Given data
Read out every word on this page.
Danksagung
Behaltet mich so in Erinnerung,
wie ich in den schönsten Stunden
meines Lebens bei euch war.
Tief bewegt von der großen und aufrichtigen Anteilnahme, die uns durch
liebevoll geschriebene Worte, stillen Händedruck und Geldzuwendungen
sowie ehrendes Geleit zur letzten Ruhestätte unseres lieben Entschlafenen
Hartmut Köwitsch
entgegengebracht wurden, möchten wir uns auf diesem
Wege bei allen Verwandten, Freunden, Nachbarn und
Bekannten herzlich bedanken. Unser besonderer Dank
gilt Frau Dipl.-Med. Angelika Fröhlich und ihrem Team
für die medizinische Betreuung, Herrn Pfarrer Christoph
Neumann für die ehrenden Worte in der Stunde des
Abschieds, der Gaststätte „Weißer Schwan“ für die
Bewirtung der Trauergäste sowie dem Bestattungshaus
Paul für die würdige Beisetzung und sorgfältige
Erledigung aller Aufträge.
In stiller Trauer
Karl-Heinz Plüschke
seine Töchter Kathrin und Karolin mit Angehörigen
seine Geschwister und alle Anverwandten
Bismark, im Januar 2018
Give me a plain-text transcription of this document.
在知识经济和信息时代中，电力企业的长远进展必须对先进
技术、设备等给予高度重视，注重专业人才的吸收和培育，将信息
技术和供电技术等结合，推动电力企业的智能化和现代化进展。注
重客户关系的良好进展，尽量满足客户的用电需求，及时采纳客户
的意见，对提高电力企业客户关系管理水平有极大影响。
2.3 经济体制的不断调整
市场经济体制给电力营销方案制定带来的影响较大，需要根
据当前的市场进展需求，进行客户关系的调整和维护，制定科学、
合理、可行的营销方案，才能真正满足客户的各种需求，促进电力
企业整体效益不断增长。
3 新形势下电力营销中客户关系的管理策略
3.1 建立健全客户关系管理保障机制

Set exercise
Give back all the records exactly as they stand.

Finished task
Read out every word on this page.
Danksagung
Behaltet mich so in Erinnerung,
wie ich in den schönsten Stunden
meines Lebens bei euch war.
Tief bewegt von der großen und aufrichtigen Anteilnahme, die uns durch
liebevoll geschriebene Worte, stillen Händedruck und Geldzuwendungen
sowie ehrendes Geleit zur letzten Ruhestätte unseres lieben Entschlafenen
Hartmut Köwitsch
entgegengebracht wurden, möchten wir uns auf diesem
Wege bei allen Verwandten, Freunden, Nachbarn und
Bekannten herzlich bedanken. Unser besonderer Dank
gilt Frau Dipl.-Med. Angelika Fröhlich und ihrem Team
für die medizinische Betreuung, Herrn Pfarrer Christoph
Neumann für die ehrenden Worte in der Stunde des
Abschieds, der Gaststätte „Weißer Schwan“ für die
Bewirtung der Trauergäste sowie dem Bestattungshaus
Paul für die würdige Beisetzung und sorgfältige
Erledigung aller Aufträge.
In stiller Trauer
Karl-Heinz Plüschke
seine Töchter Kathrin und Karolin mit Angehörigen
seine Geschwister und alle Anverwandten
Bismark, im Januar 2018
Give me a plain-text transcription of this document.
在知识经济和信息时代中，电力企业的长远进展必须对先进
技术、设备等给予高度重视，注重专业人才的吸收和培育，将信息
技术和供电技术等结合，推动电力企业的智能化和现代化进展。注
重客户关系的良好进展，尽量满足客户的用电需求，及时采纳客户
的意见，对提高电力企业客户关系管理水平有极大影响。
2.3 经济体制的不断调整
市场经济体制给电力营销方案制定带来的影响较大，需要根
据当前的市场进展需求，进行客户关系的调整和维护，制定科学、
合理、可行的营销方案，才能真正满足客户的各种需求，促进电力
企业整体效益不断增长。
3 新形势下电力营销中客户关系的管理策略
3.1 建立健全客户关系管理保障机制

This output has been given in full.